Set down the material below in full, matching it exactly.
=== Available data ===
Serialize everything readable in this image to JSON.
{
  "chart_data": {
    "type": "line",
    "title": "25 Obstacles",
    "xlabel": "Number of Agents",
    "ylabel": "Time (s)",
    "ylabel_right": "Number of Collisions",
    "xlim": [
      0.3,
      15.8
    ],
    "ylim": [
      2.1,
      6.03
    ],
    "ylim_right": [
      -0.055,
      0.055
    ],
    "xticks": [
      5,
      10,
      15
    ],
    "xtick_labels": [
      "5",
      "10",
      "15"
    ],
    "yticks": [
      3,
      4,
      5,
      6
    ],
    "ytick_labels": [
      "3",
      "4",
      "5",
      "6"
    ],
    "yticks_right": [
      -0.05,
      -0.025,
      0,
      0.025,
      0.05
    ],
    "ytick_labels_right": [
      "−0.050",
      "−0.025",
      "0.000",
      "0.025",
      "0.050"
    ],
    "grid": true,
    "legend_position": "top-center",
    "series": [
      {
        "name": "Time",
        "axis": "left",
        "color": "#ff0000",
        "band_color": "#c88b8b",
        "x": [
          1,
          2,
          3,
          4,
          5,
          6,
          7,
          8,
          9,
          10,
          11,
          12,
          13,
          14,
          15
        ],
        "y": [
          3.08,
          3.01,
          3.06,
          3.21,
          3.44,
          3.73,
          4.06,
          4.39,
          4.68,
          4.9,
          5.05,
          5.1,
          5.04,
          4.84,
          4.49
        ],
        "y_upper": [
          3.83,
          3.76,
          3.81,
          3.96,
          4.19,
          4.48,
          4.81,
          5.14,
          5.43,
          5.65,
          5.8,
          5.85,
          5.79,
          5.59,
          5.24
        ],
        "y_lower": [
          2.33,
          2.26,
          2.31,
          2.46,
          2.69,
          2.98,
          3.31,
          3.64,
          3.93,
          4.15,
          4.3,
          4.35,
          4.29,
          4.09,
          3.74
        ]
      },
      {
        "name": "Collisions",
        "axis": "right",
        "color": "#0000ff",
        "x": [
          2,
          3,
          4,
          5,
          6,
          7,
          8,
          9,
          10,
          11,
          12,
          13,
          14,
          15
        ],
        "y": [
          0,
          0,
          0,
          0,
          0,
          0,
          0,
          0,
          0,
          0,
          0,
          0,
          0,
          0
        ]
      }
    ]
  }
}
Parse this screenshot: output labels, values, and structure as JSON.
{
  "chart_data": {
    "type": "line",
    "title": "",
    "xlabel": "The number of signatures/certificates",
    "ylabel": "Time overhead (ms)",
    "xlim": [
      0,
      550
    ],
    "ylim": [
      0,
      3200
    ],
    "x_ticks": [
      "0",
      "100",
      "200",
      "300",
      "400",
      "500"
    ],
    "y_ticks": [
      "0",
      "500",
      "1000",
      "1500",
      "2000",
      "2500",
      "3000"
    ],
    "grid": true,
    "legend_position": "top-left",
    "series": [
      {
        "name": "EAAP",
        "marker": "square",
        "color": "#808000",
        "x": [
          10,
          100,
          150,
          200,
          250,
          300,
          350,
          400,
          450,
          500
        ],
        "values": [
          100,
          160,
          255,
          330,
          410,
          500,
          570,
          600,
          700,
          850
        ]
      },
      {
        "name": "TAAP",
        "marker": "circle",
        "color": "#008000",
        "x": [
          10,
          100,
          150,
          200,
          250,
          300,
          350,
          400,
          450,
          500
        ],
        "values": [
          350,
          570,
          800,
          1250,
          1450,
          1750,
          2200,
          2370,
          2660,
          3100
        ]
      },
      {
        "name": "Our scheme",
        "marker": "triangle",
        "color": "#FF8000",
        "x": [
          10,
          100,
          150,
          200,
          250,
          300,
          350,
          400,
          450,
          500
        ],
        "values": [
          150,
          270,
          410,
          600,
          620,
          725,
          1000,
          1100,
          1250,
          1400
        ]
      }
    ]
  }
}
===
● **Written reply**
Serialize everything readable in this image to JSON.
{
  "chart_data": {
    "type": "line",
    "title": "25 Obstacles",
    "xlabel": "Number of Agents",
    "ylabel": "Time (s)",
    "ylabel_right": "Number of Collisions",
    "xlim": [
      0.3,
      15.8
    ],
    "ylim": [
      2.1,
      6.03
    ],
    "ylim_right": [
      -0.055,
      0.055
    ],
    "xticks": [
      5,
      10,
      15
    ],
    "xtick_labels": [
      "5",
      "10",
      "15"
    ],
    "yticks": [
      3,
      4,
      5,
      6
    ],
    "ytick_labels": [
      "3",
      "4",
      "5",
      "6"
    ],
    "yticks_right": [
      -0.05,
      -0.025,
      0,
      0.025,
      0.05
    ],
    "ytick_labels_right": [
      "−0.050",
      "−0.025",
      "0.000",
      "0.025",
      "0.050"
    ],
    "grid": true,
    "legend_position": "top-center",
    "series": [
      {
        "name": "Time",
        "axis": "left",
        "color": "#ff0000",
        "band_color": "#c88b8b",
        "x": [
          1,
          2,
          3,
          4,
          5,
          6,
          7,
          8,
          9,
          10,
          11,
          12,
          13,
          14,
          15
        ],
        "y": [
          3.08,
          3.01,
          3.06,
          3.21,
          3.44,
          3.73,
          4.06,
          4.39,
          4.68,
          4.9,
          5.05,
          5.1,
          5.04,
          4.84,
          4.49
        ],
        "y_upper": [
          3.83,
          3.76,
          3.81,
          3.96,
          4.19,
          4.48,
          4.81,
          5.14,
          5.43,
          5.65,
          5.8,
          5.85,
          5.79,
          5.59,
          5.24
        ],
        "y_lower": [
          2.33,
          2.26,
          2.31,
          2.46,
          2.69,
          2.98,
          3.31,
          3.64,
          3.93,
          4.15,
          4.3,
          4.35,
          4.29,
          4.09,
          3.74
        ]
      },
      {
        "name": "Collisions",
        "axis": "right",
        "color": "#0000ff",
        "x": [
          2,
          3,
          4,
          5,
          6,
          7,
          8,
          9,
          10,
          11,
          12,
          13,
          14,
          15
        ],
        "y": [
          0,
          0,
          0,
          0,
          0,
          0,
          0,
          0,
          0,
          0,
          0,
          0,
          0,
          0
        ]
      }
    ]
  }
}
Parse this screenshot: output labels, values, and structure as JSON.
{
  "chart_data": {
    "type": "line",
    "title": "",
    "xlabel": "The number of signatures/certificates",
    "ylabel": "Time overhead (ms)",
    "xlim": [
      0,
      550
    ],
    "ylim": [
      0,
      3200
    ],
    "x_ticks": [
      "0",
      "100",
      "200",
      "300",
      "400",
      "500"
    ],
    "y_ticks": [
      "0",
      "500",
      "1000",
      "1500",
      "2000",
      "2500",
      "3000"
    ],
    "grid": true,
    "legend_position": "top-left",
    "series": [
      {
        "name": "EAAP",
        "marker": "square",
        "color": "#808000",
        "x": [
          10,
          100,
          150,
          200,
          250,
          300,
          350,
          400,
          450,
          500
        ],
        "values": [
          100,
          160,
          255,
          330,
          410,
          500,
          570,
          600,
          700,
          850
        ]
      },
      {
        "name": "TAAP",
        "marker": "circle",
        "color": "#008000",
        "x": [
          10,
          100,
          150,
          200,
          250,
          300,
          350,
          400,
          450,
          500
        ],
        "values": [
          350,
          570,
          800,
          1250,
          1450,
          1750,
          2200,
          2370,
          2660,
          3100
        ]
      },
      {
        "name": "Our scheme",
        "marker": "triangle",
        "color": "#FF8000",
        "x": [
          10,
          100,
          150,
          200,
          250,
          300,
          350,
          400,
          450,
          500
        ],
        "values": [
          150,
          270,
          410,
          600,
          620,
          725,
          1000,
          1100,
          1250,
          1400
        ]
      }
    ]
  }
}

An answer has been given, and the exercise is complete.